> [TRECHO APRESENTADO]:
───
Raimundo Fontenele
"O choro das pedras,/ dos réus sem infância,/ dos pés amputados / sonhando sapatos." NM
Nauro Machado requer um trabalho de maior rigor critico, estético e humano dos que este que ora tentamos realizar. Entretanto, a quase fascinação que sentimos, primeiro pelo esteta em si que é Nauro, e segundo pelo mundo de duplicidades e alucinações que embotam a mente do Poeta, nos leva a uma tentativa de penetrar em seu mundo poético-grandioso, e de dentro dele, dentre toda aquela alma em constante orgasmo e reinvenção, trazermos à claridade a treva feita luz pela mágica de quem canta.
Não o instante supremo da Criação, mas o instante de, em meio a este casco lamacento - o mundo - podermos contemplar o Homem em sua maior grandeza e plenitude, voltado para dentro de si mesmo, mas nem por isso hermético, pois um pouco de sensibilidade artística abrirá em nós a porta necessária ao entendimento da Luz que emana do verso naureano, como uma coisa nova, não a luz dos "puros", dos "normais", porém a Luz verdadeira, a que palpita e pulsa dentro da Treva e, por isso, mais autêntica:
"Quando amanhece na minha terra, meus olhos voltam às trevas de origem / abençoando as aves e as campinas / e o instante que tenho para vê-las."
Aqui se chega a uma definição místico-religiosa própria do Autor e não uma religiosidade herdada, convencionalmente abrupta e incompreensível para quem, como Nauro, ousou viajar mais para dentro de si mesmo, rompendo, para tal, barreiras burguesas e de uma moralidade falsa.
───
> [LISTA DE REGISTROS]:

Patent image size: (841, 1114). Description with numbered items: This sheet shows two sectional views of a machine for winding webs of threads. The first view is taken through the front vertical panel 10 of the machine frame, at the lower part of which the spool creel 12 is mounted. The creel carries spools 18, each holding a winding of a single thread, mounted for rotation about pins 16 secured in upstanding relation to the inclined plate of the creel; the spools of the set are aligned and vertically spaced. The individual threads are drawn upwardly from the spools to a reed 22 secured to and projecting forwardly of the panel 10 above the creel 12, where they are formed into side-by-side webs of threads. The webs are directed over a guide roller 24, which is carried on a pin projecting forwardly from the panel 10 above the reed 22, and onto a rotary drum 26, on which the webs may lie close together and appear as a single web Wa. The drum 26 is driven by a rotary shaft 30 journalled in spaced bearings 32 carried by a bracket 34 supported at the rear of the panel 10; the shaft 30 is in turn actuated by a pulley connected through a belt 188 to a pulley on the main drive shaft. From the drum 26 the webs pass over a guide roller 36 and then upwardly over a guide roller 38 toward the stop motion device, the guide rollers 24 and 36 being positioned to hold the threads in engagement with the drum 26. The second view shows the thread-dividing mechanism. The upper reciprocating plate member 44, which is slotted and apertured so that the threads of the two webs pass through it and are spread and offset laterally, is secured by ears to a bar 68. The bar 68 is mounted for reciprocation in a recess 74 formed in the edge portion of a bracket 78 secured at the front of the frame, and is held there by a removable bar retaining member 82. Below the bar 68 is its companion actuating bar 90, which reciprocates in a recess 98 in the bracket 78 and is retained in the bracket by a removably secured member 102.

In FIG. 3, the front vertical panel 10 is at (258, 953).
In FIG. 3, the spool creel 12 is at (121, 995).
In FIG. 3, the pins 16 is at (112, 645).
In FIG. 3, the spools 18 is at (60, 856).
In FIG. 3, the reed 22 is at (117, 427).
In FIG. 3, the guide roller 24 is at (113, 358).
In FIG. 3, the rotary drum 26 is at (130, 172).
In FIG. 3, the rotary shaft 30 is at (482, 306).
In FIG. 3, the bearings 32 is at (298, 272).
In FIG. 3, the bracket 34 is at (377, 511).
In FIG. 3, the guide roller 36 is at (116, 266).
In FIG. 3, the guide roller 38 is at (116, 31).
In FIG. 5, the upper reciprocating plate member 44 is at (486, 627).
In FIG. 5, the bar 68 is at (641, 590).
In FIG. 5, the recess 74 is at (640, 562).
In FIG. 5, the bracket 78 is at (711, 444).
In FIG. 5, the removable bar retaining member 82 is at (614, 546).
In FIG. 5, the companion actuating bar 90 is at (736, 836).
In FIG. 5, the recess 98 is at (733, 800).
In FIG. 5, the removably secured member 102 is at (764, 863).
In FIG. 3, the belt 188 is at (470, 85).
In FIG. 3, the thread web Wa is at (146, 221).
───
> [PROBLEMAS]:
• a. Reproduza sem nenhuma alteração os registros que vão do início deles até a linha com "In FIG. 3, the guide roller 24", incluindo essa linha.
• b. Retome o texto sobre a poesia de Nauro Machado e dê continuidade a ele a partir da última frase apresentada.

> [EM RESPOSTA]:
• a.
Patent image size: (841, 1114). Description with numbered items: This sheet shows two sectional views of a machine for winding webs of threads. The first view is taken through the front vertical panel 10 of the machine frame, at the lower part of which the spool creel 12 is mounted. The creel carries spools 18, each holding a winding of a single thread, mounted for rotation about pins 16 secured in upstanding relation to the inclined plate of the creel; the spools of the set are aligned and vertically spaced. The individual threads are drawn upwardly from the spools to a reed 22 secured to and projecting forwardly of the panel 10 above the creel 12, where they are formed into side-by-side webs of threads. The webs are directed over a guide roller 24, which is carried on a pin projecting forwardly from the panel 10 above the reed 22, and onto a rotary drum 26, on which the webs may lie close together and appear as a single web Wa. The drum 26 is driven by a rotary shaft 30 journalled in spaced bearings 32 carried by a bracket 34 supported at the rear of the panel 10; the shaft 30 is in turn actuated by a pulley connected through a belt 188 to a pulley on the main drive shaft. From the drum 26 the webs pass over a guide roller 36 and then upwardly over a guide roller 38 toward the stop motion device, the guide rollers 24 and 36 being positioned to hold the threads in engagement with the drum 26. The second view shows the thread-dividing mechanism. The upper reciprocating plate member 44, which is slotted and apertured so that the threads of the two webs pass through it and are spread and offset laterally, is secured by ears to a bar 68. The bar 68 is mounted for reciprocation in a recess 74 formed in the edge portion of a bracket 78 secured at the front of the frame, and is held there by a removable bar retaining member 82. Below the bar 68 is its companion actuating bar 90, which reciprocates in a recess 98 in the bracket 78 and is retained in the bracket by a removably secured member 102.

In FIG. 3, the front vertical panel 10 is at (258, 953).
In FIG. 3, the spool creel 12 is at (121, 995).
In FIG. 3, the pins 16 is at (112, 645).
In FIG. 3, the spools 18 is at (60, 856).
In FIG. 3, the reed 22 is at (117, 427).
In FIG. 3, the guide roller 24 is at (113, 358).

• b.
A verdade em Nauro é a essência das coisas que ele toca, que ele vive e sente. Não é a paisagística vigente dos ocupados com o Poder, a Fama, a Riqueza. Não é a margem dos ociosos porque não trabalham o seu mundo interior. E ao Artista interessa que estes dois polos opostos se toquem, se encontrem: realidade e sonho, loucura e sabedoria, perversão e santidade.
Podemos afirmar, com nosso pouco conhecimento, que a estilística de Nauro é impecável e nada deixa a desejar, comparada a de um Drummond, um Lorca, um Goethe. Só que nossos olhos acostumados a buscar sempre a distância, não conseguem ver que, entre nós, vive sua morte cotidiana (e a de todos os homens) e desta morte renasce para uma nova vida (e a vida de toda a Criação) o poeta Nauro Machado, sem sombra de dúvida tão solitário sobre a terra como uma sombra gigantesca, talvez a de Cristo pendendo da Cruz e envolvendo a Humanidade inteira.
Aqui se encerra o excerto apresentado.